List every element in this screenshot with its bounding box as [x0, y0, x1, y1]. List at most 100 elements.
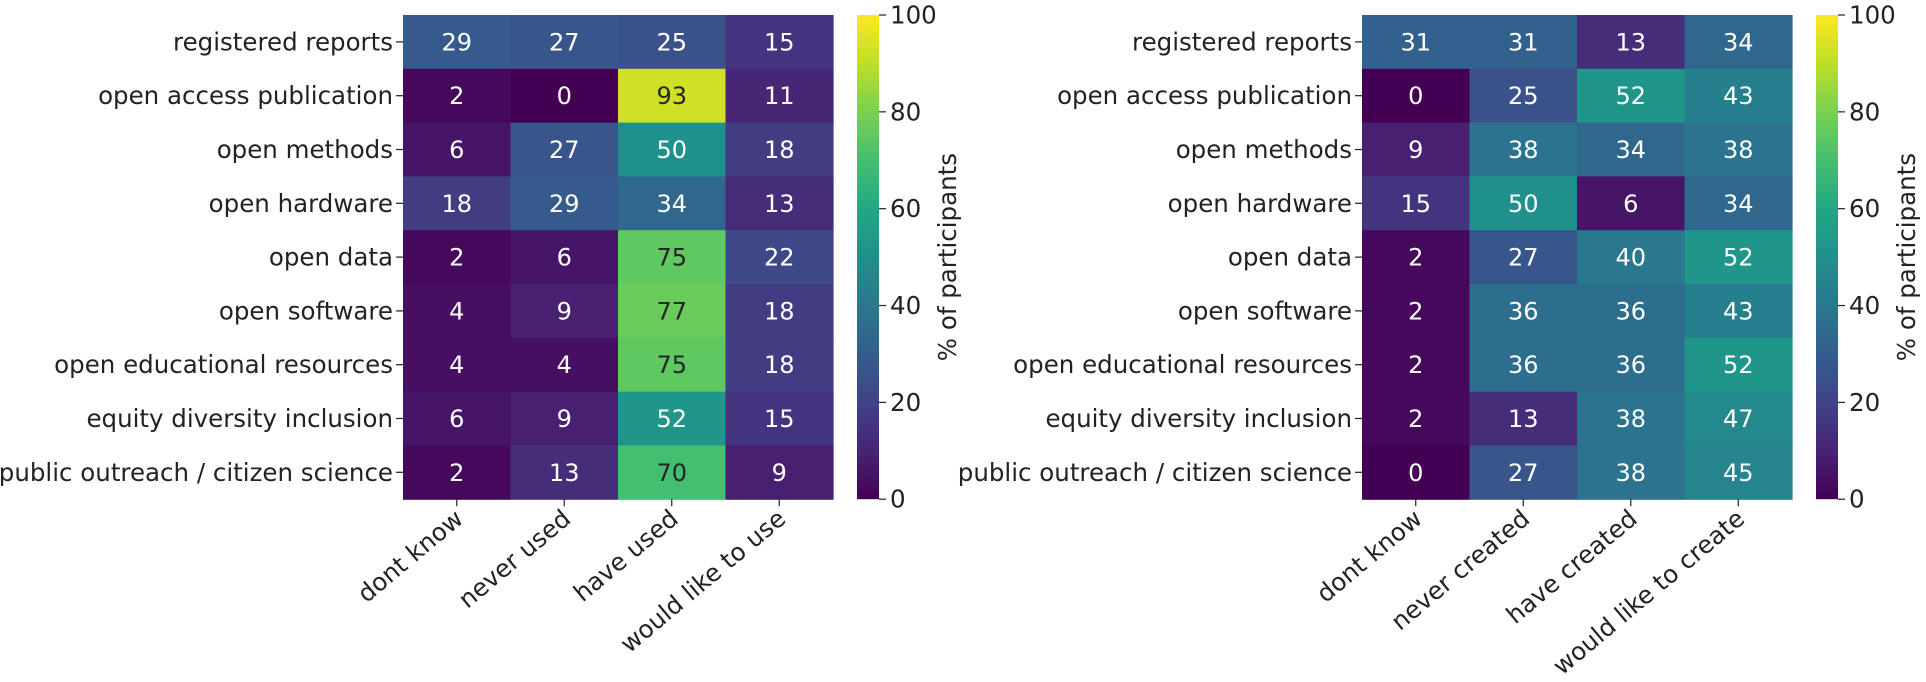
...
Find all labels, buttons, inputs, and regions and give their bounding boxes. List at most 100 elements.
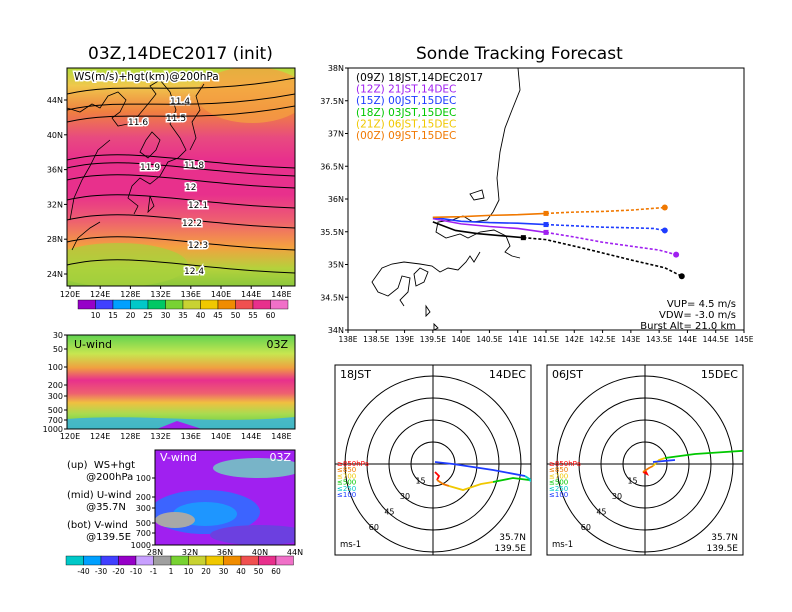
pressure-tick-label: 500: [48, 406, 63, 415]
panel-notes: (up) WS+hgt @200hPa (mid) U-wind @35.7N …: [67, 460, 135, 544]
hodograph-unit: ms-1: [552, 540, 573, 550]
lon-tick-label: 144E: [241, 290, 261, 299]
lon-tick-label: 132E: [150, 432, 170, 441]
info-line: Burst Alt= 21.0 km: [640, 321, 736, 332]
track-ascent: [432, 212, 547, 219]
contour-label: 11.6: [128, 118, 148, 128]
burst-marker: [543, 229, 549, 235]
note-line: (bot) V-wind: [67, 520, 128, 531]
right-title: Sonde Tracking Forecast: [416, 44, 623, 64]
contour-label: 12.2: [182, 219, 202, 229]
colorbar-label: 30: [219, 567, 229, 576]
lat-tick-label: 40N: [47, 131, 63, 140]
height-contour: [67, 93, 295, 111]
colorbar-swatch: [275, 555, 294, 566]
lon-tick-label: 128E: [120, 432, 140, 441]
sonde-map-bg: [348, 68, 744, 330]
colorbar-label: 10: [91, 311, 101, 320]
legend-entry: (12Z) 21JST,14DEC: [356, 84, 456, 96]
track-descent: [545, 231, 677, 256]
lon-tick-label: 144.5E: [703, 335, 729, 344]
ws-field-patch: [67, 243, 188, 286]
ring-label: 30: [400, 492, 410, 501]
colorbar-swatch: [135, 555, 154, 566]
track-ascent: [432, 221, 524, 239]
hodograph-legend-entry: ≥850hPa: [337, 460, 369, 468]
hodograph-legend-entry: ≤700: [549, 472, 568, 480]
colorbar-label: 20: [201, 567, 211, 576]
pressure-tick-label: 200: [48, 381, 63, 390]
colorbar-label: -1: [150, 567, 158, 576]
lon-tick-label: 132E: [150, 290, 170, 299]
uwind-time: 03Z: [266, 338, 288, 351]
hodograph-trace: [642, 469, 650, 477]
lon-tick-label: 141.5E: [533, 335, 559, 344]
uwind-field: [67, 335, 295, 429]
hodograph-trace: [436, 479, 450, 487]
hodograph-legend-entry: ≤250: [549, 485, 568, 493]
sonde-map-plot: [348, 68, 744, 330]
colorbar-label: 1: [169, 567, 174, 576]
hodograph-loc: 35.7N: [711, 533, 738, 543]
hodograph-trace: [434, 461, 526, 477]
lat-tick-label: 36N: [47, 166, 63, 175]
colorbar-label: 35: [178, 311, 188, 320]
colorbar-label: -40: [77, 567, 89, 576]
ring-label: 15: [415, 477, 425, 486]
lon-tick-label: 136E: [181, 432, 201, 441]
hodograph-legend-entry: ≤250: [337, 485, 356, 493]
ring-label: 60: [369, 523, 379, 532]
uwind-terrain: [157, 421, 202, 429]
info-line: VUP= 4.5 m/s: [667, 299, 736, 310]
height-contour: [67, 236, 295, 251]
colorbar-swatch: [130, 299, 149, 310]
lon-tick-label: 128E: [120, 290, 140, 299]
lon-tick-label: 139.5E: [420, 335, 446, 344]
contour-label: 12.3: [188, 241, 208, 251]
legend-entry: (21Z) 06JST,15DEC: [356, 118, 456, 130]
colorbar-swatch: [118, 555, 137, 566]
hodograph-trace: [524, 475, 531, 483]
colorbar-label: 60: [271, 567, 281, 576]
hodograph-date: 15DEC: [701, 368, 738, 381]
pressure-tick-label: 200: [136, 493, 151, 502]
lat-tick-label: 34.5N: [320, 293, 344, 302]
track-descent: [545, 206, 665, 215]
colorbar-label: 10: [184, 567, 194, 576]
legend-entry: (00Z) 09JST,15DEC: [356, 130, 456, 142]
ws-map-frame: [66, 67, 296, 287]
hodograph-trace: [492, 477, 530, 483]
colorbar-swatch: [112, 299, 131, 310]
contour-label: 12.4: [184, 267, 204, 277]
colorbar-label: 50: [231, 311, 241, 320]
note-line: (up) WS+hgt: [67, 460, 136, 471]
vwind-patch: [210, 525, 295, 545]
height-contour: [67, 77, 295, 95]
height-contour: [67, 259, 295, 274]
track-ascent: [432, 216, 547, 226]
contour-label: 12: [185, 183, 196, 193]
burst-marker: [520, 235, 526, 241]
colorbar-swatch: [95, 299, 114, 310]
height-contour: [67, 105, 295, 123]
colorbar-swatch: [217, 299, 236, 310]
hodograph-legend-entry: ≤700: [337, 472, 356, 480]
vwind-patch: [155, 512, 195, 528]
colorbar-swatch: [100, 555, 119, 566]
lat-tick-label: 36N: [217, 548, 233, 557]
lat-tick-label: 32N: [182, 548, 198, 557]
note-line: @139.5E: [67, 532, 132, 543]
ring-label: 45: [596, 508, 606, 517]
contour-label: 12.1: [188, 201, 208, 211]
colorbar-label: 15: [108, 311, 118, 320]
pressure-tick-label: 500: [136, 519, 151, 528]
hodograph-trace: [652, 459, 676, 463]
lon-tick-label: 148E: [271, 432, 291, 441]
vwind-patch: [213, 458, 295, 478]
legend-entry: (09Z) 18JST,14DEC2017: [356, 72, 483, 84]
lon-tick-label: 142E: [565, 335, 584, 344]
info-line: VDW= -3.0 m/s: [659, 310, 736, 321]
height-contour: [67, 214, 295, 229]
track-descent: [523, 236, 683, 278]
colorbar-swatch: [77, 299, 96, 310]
* * *
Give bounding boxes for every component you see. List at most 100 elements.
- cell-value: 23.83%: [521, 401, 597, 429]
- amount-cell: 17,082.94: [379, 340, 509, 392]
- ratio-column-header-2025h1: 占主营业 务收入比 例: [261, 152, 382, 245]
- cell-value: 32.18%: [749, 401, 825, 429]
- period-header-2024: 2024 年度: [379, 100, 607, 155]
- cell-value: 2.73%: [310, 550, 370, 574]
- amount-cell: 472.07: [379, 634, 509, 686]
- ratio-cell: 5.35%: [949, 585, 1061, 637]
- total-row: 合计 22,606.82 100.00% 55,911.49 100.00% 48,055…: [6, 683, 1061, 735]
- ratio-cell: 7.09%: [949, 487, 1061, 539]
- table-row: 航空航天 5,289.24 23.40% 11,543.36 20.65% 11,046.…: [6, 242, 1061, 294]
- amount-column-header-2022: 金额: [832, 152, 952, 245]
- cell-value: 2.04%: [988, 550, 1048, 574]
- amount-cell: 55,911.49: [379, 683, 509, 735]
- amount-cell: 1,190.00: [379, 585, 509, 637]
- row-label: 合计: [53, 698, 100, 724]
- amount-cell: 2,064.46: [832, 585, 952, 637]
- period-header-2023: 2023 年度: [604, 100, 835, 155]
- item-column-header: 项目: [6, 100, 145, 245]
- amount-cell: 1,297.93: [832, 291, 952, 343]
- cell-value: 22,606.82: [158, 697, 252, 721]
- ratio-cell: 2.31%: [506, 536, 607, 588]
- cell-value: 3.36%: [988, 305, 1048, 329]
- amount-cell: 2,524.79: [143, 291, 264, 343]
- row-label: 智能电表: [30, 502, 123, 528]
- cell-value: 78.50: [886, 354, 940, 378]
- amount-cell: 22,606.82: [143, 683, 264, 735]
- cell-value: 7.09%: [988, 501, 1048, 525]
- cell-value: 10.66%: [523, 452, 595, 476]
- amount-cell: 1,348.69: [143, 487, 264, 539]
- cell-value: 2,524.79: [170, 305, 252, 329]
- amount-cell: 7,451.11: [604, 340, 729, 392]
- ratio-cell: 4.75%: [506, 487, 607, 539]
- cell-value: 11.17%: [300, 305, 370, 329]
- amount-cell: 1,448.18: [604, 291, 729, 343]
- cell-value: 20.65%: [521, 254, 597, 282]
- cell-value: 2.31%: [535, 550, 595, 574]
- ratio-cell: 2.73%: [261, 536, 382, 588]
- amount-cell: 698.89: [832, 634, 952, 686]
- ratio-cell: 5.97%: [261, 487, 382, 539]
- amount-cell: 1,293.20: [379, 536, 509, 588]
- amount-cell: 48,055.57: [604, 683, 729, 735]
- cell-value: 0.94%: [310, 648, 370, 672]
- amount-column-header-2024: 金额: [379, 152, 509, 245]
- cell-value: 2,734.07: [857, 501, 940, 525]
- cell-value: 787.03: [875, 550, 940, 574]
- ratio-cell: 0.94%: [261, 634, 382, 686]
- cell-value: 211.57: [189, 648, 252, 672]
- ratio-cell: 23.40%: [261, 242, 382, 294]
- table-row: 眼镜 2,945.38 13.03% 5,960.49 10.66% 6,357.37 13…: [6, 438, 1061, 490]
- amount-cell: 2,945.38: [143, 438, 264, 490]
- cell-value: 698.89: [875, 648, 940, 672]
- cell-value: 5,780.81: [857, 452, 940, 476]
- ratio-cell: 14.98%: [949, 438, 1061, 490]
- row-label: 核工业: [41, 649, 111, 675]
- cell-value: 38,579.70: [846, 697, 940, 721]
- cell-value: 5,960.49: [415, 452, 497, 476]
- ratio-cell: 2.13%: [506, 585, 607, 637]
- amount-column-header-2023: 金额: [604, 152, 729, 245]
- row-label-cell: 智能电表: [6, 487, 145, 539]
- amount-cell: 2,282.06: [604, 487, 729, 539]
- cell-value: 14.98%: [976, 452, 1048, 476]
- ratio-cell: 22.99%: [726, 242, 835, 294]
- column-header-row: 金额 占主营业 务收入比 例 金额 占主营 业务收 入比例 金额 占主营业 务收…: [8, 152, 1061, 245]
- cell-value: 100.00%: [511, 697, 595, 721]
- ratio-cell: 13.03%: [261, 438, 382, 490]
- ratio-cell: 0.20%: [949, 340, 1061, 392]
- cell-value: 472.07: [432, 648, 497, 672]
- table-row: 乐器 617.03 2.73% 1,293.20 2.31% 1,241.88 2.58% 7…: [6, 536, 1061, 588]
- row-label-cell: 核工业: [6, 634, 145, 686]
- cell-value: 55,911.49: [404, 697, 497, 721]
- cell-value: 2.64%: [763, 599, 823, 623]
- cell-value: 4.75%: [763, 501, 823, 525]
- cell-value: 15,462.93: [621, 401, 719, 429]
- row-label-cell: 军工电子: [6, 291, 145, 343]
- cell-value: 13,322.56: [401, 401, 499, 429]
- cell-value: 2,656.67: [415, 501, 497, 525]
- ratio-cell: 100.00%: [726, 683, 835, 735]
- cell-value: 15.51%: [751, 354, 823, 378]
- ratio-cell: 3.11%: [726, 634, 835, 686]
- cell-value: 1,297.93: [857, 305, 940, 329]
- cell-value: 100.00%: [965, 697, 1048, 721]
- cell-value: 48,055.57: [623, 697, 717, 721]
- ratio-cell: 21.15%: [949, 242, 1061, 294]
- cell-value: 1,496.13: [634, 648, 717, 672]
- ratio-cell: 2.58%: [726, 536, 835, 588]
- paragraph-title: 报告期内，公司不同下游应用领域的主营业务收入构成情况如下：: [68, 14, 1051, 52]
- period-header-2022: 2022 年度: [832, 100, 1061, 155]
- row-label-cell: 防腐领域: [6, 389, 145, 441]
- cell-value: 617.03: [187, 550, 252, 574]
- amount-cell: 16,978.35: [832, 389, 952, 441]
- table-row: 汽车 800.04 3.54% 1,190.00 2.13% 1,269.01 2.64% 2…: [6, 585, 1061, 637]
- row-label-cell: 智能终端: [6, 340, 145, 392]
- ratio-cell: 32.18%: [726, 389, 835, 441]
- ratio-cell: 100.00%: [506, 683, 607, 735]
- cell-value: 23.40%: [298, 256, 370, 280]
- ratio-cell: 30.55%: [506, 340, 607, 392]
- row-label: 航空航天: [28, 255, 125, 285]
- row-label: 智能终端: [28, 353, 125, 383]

_Direction:_ How many lines in the rows above contain the string "marker"? Reply with the number alone.

_Answer in full:_ 2